● **Given information**:
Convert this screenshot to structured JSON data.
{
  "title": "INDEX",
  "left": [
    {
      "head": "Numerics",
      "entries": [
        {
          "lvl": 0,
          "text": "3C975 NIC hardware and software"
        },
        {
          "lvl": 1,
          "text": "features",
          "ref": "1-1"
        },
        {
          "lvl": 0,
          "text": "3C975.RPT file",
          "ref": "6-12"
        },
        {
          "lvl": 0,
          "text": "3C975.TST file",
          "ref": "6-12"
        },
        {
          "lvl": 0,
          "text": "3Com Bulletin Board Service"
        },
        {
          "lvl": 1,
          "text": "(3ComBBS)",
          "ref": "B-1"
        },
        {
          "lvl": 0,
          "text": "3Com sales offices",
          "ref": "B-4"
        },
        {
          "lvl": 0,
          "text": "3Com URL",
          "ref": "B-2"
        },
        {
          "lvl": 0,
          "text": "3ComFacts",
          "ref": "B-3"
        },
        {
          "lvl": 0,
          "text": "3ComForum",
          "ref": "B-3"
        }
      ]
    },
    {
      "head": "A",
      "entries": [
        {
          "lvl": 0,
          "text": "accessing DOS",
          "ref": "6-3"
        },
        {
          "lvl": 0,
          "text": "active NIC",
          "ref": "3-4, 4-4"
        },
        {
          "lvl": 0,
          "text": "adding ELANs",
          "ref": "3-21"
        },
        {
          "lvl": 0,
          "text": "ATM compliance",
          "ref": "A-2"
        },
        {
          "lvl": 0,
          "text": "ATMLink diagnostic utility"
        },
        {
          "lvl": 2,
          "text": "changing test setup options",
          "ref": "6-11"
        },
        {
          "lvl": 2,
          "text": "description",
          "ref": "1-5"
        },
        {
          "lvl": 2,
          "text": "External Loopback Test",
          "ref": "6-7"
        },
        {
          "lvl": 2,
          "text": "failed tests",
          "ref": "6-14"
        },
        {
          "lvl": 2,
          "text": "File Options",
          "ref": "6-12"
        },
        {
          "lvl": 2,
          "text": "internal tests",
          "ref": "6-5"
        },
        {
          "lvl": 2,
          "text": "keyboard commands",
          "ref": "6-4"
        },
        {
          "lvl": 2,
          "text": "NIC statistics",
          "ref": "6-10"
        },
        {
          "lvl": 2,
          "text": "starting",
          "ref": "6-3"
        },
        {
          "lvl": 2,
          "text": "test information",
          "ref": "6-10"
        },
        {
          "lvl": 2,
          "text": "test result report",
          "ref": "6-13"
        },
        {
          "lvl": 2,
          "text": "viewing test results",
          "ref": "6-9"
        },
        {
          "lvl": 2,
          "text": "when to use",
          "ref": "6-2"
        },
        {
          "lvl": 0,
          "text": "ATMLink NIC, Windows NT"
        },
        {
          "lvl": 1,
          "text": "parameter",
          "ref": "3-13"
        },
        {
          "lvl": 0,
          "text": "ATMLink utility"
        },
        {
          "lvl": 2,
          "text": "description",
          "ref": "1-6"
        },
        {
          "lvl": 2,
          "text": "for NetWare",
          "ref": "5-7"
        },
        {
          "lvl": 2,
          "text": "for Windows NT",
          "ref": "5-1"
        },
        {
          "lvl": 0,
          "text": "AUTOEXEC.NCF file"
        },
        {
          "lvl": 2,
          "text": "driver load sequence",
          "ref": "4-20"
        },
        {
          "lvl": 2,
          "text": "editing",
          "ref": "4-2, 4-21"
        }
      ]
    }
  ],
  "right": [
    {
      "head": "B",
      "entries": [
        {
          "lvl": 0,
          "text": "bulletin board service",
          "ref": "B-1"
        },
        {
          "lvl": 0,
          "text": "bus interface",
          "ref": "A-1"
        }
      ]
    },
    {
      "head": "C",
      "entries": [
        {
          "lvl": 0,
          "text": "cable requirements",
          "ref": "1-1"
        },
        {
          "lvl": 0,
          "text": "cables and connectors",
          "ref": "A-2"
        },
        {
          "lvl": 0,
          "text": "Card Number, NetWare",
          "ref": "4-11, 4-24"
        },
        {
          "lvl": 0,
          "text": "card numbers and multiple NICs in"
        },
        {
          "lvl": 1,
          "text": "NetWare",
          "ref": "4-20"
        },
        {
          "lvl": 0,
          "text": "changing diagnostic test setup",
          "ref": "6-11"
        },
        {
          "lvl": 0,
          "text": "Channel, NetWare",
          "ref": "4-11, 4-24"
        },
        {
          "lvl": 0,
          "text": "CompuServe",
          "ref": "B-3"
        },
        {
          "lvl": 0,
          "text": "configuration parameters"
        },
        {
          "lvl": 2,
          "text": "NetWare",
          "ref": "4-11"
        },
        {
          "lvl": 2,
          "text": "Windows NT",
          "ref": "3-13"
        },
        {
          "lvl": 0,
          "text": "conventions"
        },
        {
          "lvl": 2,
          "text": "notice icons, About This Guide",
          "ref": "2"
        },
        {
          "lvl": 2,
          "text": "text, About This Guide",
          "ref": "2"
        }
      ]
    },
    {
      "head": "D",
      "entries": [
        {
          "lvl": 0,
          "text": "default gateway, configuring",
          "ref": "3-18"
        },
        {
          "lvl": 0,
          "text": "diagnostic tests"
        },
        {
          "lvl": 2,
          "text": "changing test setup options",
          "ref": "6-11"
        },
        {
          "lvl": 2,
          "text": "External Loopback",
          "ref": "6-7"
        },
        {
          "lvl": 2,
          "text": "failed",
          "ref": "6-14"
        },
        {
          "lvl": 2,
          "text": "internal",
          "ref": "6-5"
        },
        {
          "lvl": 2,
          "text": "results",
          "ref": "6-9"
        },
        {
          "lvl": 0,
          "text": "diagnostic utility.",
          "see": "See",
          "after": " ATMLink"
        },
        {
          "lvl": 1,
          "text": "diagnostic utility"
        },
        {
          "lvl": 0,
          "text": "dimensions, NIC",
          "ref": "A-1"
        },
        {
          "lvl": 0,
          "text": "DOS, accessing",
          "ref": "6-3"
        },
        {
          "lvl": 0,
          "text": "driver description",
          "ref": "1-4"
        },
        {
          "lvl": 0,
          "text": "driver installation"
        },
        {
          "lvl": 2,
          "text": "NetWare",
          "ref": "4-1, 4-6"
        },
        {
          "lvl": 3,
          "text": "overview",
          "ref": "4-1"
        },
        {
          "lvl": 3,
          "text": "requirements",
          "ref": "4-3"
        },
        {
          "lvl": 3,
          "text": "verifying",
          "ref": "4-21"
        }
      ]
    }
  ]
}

● **What the exercise asks**:
Return the material in full, exactly as shown.

● **Complete response**:
Convert this screenshot to structured JSON data.
{
  "title": "INDEX",
  "left": [
    {
      "head": "Numerics",
      "entries": [
        {
          "lvl": 0,
          "text": "3C975 NIC hardware and software"
        },
        {
          "lvl": 1,
          "text": "features",
          "ref": "1-1"
        },
        {
          "lvl": 0,
          "text": "3C975.RPT file",
          "ref": "6-12"
        },
        {
          "lvl": 0,
          "text": "3C975.TST file",
          "ref": "6-12"
        },
        {
          "lvl": 0,
          "text": "3Com Bulletin Board Service"
        },
        {
          "lvl": 1,
          "text": "(3ComBBS)",
          "ref": "B-1"
        },
        {
          "lvl": 0,
          "text": "3Com sales offices",
          "ref": "B-4"
        },
        {
          "lvl": 0,
          "text": "3Com URL",
          "ref": "B-2"
        },
        {
          "lvl": 0,
          "text": "3ComFacts",
          "ref": "B-3"
        },
        {
          "lvl": 0,
          "text": "3ComForum",
          "ref": "B-3"
        }
      ]
    },
    {
      "head": "A",
      "entries": [
        {
          "lvl": 0,
          "text": "accessing DOS",
          "ref": "6-3"
        },
        {
          "lvl": 0,
          "text": "active NIC",
          "ref": "3-4, 4-4"
        },
        {
          "lvl": 0,
          "text": "adding ELANs",
          "ref": "3-21"
        },
        {
          "lvl": 0,
          "text": "ATM compliance",
          "ref": "A-2"
        },
        {
          "lvl": 0,
          "text": "ATMLink diagnostic utility"
        },
        {
          "lvl": 2,
          "text": "changing test setup options",
          "ref": "6-11"
        },
        {
          "lvl": 2,
          "text": "description",
          "ref": "1-5"
        },
        {
          "lvl": 2,
          "text": "External Loopback Test",
          "ref": "6-7"
        },
        {
          "lvl": 2,
          "text": "failed tests",
          "ref": "6-14"
        },
        {
          "lvl": 2,
          "text": "File Options",
          "ref": "6-12"
        },
        {
          "lvl": 2,
          "text": "internal tests",
          "ref": "6-5"
        },
        {
          "lvl": 2,
          "text": "keyboard commands",
          "ref": "6-4"
        },
        {
          "lvl": 2,
          "text": "NIC statistics",
          "ref": "6-10"
        },
        {
          "lvl": 2,
          "text": "starting",
          "ref": "6-3"
        },
        {
          "lvl": 2,
          "text": "test information",
          "ref": "6-10"
        },
        {
          "lvl": 2,
          "text": "test result report",
          "ref": "6-13"
        },
        {
          "lvl": 2,
          "text": "viewing test results",
          "ref": "6-9"
        },
        {
          "lvl": 2,
          "text": "when to use",
          "ref": "6-2"
        },
        {
          "lvl": 0,
          "text": "ATMLink NIC, Windows NT"
        },
        {
          "lvl": 1,
          "text": "parameter",
          "ref": "3-13"
        },
        {
          "lvl": 0,
          "text": "ATMLink utility"
        },
        {
          "lvl": 2,
          "text": "description",
          "ref": "1-6"
        },
        {
          "lvl": 2,
          "text": "for NetWare",
          "ref": "5-7"
        },
        {
          "lvl": 2,
          "text": "for Windows NT",
          "ref": "5-1"
        },
        {
          "lvl": 0,
          "text": "AUTOEXEC.NCF file"
        },
        {
          "lvl": 2,
          "text": "driver load sequence",
          "ref": "4-20"
        },
        {
          "lvl": 2,
          "text": "editing",
          "ref": "4-2, 4-21"
        }
      ]
    }
  ],
  "right": [
    {
      "head": "B",
      "entries": [
        {
          "lvl": 0,
          "text": "bulletin board service",
          "ref": "B-1"
        },
        {
          "lvl": 0,
          "text": "bus interface",
          "ref": "A-1"
        }
      ]
    },
    {
      "head": "C",
      "entries": [
        {
          "lvl": 0,
          "text": "cable requirements",
          "ref": "1-1"
        },
        {
          "lvl": 0,
          "text": "cables and connectors",
          "ref": "A-2"
        },
        {
          "lvl": 0,
          "text": "Card Number, NetWare",
          "ref": "4-11, 4-24"
        },
        {
          "lvl": 0,
          "text": "card numbers and multiple NICs in"
        },
        {
          "lvl": 1,
          "text": "NetWare",
          "ref": "4-20"
        },
        {
          "lvl": 0,
          "text": "changing diagnostic test setup",
          "ref": "6-11"
        },
        {
          "lvl": 0,
          "text": "Channel, NetWare",
          "ref": "4-11, 4-24"
        },
        {
          "lvl": 0,
          "text": "CompuServe",
          "ref": "B-3"
        },
        {
          "lvl": 0,
          "text": "configuration parameters"
        },
        {
          "lvl": 2,
          "text": "NetWare",
          "ref": "4-11"
        },
        {
          "lvl": 2,
          "text": "Windows NT",
          "ref": "3-13"
        },
        {
          "lvl": 0,
          "text": "conventions"
        },
        {
          "lvl": 2,
          "text": "notice icons, About This Guide",
          "ref": "2"
        },
        {
          "lvl": 2,
          "text": "text, About This Guide",
          "ref": "2"
        }
      ]
    },
    {
      "head": "D",
      "entries": [
        {
          "lvl": 0,
          "text": "default gateway, configuring",
          "ref": "3-18"
        },
        {
          "lvl": 0,
          "text": "diagnostic tests"
        },
        {
          "lvl": 2,
          "text": "changing test setup options",
          "ref": "6-11"
        },
        {
          "lvl": 2,
          "text": "External Loopback",
          "ref": "6-7"
        },
        {
          "lvl": 2,
          "text": "failed",
          "ref": "6-14"
        },
        {
          "lvl": 2,
          "text": "internal",
          "ref": "6-5"
        },
        {
          "lvl": 2,
          "text": "results",
          "ref": "6-9"
        },
        {
          "lvl": 0,
          "text": "diagnostic utility.",
          "see": "See",
          "after": " ATMLink"
        },
        {
          "lvl": 1,
          "text": "diagnostic utility"
        },
        {
          "lvl": 0,
          "text": "dimensions, NIC",
          "ref": "A-1"
        },
        {
          "lvl": 0,
          "text": "DOS, accessing",
          "ref": "6-3"
        },
        {
          "lvl": 0,
          "text": "driver description",
          "ref": "1-4"
        },
        {
          "lvl": 0,
          "text": "driver installation"
        },
        {
          "lvl": 2,
          "text": "NetWare",
          "ref": "4-1, 4-6"
        },
        {
          "lvl": 3,
          "text": "overview",
          "ref": "4-1"
        },
        {
          "lvl": 3,
          "text": "requirements",
          "ref": "4-3"
        },
        {
          "lvl": 3,
          "text": "verifying",
          "ref": "4-21"
        }
      ]
    }
  ]
}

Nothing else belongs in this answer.